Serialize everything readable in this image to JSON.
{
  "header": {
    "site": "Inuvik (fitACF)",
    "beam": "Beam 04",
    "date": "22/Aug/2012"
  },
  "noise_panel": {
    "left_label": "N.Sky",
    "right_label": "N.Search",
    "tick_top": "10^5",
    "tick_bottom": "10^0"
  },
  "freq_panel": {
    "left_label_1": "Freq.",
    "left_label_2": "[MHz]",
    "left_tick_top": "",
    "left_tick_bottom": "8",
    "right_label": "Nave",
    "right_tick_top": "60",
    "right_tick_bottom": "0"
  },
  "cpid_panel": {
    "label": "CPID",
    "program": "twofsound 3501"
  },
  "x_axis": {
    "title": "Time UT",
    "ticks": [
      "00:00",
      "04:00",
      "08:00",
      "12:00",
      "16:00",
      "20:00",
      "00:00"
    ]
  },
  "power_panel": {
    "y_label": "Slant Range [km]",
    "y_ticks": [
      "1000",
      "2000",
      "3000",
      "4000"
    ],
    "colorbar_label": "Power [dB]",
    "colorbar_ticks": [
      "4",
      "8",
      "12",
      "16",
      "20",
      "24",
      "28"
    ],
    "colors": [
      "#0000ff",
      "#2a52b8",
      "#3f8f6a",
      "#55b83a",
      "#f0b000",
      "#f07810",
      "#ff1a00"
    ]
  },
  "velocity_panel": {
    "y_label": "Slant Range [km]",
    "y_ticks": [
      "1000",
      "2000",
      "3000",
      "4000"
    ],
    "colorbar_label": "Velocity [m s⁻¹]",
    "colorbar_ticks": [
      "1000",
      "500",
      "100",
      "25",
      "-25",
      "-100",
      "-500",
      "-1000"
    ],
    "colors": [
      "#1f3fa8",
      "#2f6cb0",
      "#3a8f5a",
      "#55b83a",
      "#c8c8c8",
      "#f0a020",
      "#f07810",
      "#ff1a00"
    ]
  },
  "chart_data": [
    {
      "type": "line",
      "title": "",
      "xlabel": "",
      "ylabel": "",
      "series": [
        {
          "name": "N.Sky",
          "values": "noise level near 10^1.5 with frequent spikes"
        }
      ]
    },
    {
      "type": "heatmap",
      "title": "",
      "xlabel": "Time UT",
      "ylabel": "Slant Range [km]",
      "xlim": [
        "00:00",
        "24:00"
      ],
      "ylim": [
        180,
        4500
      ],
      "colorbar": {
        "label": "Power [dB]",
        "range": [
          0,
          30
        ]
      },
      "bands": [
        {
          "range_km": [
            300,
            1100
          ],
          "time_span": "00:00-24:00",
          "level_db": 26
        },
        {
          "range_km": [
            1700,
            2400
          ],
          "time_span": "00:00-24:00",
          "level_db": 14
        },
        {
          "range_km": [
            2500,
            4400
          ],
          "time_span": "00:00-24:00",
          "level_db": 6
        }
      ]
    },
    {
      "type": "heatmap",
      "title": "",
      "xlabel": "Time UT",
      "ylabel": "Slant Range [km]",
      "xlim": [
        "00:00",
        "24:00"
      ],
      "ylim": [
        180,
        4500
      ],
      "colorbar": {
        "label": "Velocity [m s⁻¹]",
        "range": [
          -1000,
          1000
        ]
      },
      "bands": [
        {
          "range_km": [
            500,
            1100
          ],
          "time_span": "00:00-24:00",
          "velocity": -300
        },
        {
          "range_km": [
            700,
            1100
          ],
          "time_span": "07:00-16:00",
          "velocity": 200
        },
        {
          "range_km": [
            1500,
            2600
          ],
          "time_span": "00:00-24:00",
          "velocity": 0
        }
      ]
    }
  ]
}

———

Prompt. Transcribe every record above exactly as it appears.

In response.
Serialize everything readable in this image to JSON.
{
  "header": {
    "site": "Inuvik (fitACF)",
    "beam": "Beam 04",
    "date": "22/Aug/2012"
  },
  "noise_panel": {
    "left_label": "N.Sky",
    "right_label": "N.Search",
    "tick_top": "10^5",
    "tick_bottom": "10^0"
  },
  "freq_panel": {
    "left_label_1": "Freq.",
    "left_label_2": "[MHz]",
    "left_tick_top": "",
    "left_tick_bottom": "8",
    "right_label": "Nave",
    "right_tick_top": "60",
    "right_tick_bottom": "0"
  },
  "cpid_panel": {
    "label": "CPID",
    "program": "twofsound 3501"
  },
  "x_axis": {
    "title": "Time UT",
    "ticks": [
      "00:00",
      "04:00",
      "08:00",
      "12:00",
      "16:00",
      "20:00",
      "00:00"
    ]
  },
  "power_panel": {
    "y_label": "Slant Range [km]",
    "y_ticks": [
      "1000",
      "2000",
      "3000",
      "4000"
    ],
    "colorbar_label": "Power [dB]",
    "colorbar_ticks": [
      "4",
      "8",
      "12",
      "16",
      "20",
      "24",
      "28"
    ],
    "colors": [
      "#0000ff",
      "#2a52b8",
      "#3f8f6a",
      "#55b83a",
      "#f0b000",
      "#f07810",
      "#ff1a00"
    ]
  },
  "velocity_panel": {
    "y_label": "Slant Range [km]",
    "y_ticks": [
      "1000",
      "2000",
      "3000",
      "4000"
    ],
    "colorbar_label": "Velocity [m s⁻¹]",
    "colorbar_ticks": [
      "1000",
      "500",
      "100",
      "25",
      "-25",
      "-100",
      "-500",
      "-1000"
    ],
    "colors": [
      "#1f3fa8",
      "#2f6cb0",
      "#3a8f5a",
      "#55b83a",
      "#c8c8c8",
      "#f0a020",
      "#f07810",
      "#ff1a00"
    ]
  },
  "chart_data": [
    {
      "type": "line",
      "title": "",
      "xlabel": "",
      "ylabel": "",
      "series": [
        {
          "name": "N.Sky",
          "values": "noise level near 10^1.5 with frequent spikes"
        }
      ]
    },
    {
      "type": "heatmap",
      "title": "",
      "xlabel": "Time UT",
      "ylabel": "Slant Range [km]",
      "xlim": [
        "00:00",
        "24:00"
      ],
      "ylim": [
        180,
        4500
      ],
      "colorbar": {
        "label": "Power [dB]",
        "range": [
          0,
          30
        ]
      },
      "bands": [
        {
          "range_km": [
            300,
            1100
          ],
          "time_span": "00:00-24:00",
          "level_db": 26
        },
        {
          "range_km": [
            1700,
            2400
          ],
          "time_span": "00:00-24:00",
          "level_db": 14
        },
        {
          "range_km": [
            2500,
            4400
          ],
          "time_span": "00:00-24:00",
          "level_db": 6
        }
      ]
    },
    {
      "type": "heatmap",
      "title": "",
      "xlabel": "Time UT",
      "ylabel": "Slant Range [km]",
      "xlim": [
        "00:00",
        "24:00"
      ],
      "ylim": [
        180,
        4500
      ],
      "colorbar": {
        "label": "Velocity [m s⁻¹]",
        "range": [
          -1000,
          1000
        ]
      },
      "bands": [
        {
          "range_km": [
            500,
            1100
          ],
          "time_span": "00:00-24:00",
          "velocity": -300
        },
        {
          "range_km": [
            700,
            1100
          ],
          "time_span": "07:00-16:00",
          "velocity": 200
        },
        {
          "range_km": [
            1500,
            2600
          ],
          "time_span": "00:00-24:00",
          "velocity": 0
        }
      ]
    }
  ]
}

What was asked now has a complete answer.